_Entries supplied_.
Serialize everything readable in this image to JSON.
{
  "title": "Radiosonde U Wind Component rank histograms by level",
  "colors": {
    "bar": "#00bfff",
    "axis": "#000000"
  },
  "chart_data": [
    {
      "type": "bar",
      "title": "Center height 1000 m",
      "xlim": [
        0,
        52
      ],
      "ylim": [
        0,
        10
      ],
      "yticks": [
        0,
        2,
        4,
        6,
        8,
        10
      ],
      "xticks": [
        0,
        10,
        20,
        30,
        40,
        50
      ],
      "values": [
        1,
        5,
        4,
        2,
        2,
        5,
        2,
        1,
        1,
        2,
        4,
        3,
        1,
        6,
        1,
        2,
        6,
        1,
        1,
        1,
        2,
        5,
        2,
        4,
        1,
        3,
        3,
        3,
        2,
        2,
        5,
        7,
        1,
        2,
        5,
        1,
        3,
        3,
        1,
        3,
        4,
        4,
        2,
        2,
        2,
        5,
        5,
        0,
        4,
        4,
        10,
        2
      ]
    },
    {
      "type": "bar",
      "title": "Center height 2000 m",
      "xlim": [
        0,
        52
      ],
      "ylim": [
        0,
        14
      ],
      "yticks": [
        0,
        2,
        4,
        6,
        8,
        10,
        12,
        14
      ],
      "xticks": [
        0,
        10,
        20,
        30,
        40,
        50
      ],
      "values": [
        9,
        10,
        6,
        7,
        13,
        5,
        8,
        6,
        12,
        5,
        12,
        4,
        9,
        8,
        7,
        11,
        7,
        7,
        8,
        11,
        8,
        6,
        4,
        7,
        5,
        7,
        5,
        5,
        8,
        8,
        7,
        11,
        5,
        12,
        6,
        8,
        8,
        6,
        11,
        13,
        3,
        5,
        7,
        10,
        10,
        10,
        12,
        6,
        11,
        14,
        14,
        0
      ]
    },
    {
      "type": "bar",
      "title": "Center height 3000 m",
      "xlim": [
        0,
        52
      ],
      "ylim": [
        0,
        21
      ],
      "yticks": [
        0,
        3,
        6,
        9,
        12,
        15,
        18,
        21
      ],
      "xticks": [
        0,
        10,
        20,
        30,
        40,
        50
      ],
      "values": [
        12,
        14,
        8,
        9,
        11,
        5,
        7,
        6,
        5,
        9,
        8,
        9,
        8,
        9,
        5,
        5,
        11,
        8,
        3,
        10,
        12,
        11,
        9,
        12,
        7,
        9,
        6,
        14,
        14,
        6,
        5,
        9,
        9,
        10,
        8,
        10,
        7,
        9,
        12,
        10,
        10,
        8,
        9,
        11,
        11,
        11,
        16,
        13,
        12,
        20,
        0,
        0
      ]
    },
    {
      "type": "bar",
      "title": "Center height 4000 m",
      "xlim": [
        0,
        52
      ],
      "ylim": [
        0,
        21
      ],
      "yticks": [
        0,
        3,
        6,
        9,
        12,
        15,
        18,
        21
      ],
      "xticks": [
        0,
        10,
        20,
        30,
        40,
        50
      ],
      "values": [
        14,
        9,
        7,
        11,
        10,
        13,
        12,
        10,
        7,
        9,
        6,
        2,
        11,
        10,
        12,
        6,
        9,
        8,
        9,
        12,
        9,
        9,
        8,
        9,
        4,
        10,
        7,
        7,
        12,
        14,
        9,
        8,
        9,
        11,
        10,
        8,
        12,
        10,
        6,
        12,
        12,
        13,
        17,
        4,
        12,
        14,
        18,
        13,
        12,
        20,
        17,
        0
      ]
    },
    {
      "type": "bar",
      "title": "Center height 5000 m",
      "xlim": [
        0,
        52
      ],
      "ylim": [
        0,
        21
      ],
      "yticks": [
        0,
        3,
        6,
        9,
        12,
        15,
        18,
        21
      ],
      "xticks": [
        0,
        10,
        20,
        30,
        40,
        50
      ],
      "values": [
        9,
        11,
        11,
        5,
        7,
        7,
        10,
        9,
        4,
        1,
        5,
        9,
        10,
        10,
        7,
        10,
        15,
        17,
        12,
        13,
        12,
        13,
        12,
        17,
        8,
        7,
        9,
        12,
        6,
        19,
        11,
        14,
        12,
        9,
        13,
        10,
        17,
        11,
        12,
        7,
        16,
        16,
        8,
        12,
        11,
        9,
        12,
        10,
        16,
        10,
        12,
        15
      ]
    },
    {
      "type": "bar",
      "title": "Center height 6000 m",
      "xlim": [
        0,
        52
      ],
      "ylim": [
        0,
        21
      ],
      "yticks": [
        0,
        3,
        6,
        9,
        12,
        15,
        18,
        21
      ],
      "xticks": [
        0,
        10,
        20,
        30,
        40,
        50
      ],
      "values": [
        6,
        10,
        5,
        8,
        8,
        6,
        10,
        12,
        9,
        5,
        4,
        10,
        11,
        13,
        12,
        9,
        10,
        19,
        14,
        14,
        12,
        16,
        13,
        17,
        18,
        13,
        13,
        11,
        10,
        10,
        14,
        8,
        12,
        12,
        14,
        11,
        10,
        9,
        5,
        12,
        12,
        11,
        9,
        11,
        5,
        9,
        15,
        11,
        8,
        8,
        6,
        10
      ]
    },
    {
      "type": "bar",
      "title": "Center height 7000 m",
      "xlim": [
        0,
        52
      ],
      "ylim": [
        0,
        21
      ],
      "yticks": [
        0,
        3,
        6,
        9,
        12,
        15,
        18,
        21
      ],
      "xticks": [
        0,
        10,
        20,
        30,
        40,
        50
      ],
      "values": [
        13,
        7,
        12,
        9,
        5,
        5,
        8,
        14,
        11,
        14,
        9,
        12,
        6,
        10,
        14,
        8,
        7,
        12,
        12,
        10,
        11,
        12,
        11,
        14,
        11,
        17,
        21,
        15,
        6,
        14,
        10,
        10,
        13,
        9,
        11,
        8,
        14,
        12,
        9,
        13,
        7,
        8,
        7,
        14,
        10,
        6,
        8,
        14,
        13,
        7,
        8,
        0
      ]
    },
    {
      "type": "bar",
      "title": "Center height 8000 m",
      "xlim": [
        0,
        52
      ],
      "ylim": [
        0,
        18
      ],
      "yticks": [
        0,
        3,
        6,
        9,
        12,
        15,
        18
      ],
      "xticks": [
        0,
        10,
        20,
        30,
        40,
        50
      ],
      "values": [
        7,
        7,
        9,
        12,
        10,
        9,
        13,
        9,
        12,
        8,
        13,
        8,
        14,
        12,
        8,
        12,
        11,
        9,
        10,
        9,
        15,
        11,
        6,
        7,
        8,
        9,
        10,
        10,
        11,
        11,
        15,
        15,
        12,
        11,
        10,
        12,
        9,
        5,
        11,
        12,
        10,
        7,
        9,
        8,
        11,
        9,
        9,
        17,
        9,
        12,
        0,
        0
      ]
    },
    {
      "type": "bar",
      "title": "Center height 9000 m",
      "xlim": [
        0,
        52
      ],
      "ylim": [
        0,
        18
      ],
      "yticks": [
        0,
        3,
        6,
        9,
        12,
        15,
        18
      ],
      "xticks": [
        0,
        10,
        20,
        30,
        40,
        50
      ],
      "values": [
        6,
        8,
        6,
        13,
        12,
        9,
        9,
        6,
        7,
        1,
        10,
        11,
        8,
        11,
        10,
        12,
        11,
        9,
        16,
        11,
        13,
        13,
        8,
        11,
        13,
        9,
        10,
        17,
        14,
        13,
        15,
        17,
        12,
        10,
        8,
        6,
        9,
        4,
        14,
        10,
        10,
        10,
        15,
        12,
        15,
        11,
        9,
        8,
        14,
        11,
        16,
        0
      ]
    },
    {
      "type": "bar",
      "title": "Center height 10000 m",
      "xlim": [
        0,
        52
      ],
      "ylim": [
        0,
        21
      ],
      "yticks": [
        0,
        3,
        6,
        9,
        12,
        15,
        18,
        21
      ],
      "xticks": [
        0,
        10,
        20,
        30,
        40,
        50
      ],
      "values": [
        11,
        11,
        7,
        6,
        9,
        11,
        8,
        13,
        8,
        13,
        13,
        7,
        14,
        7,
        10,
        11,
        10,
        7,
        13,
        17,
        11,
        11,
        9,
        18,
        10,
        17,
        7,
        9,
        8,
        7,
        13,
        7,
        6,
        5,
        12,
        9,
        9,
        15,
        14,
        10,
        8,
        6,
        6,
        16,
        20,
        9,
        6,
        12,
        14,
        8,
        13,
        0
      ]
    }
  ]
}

_Written exercise_. From the data above, work out how many lines contain the string "height" and reply with only the number.

_Task solution_. 10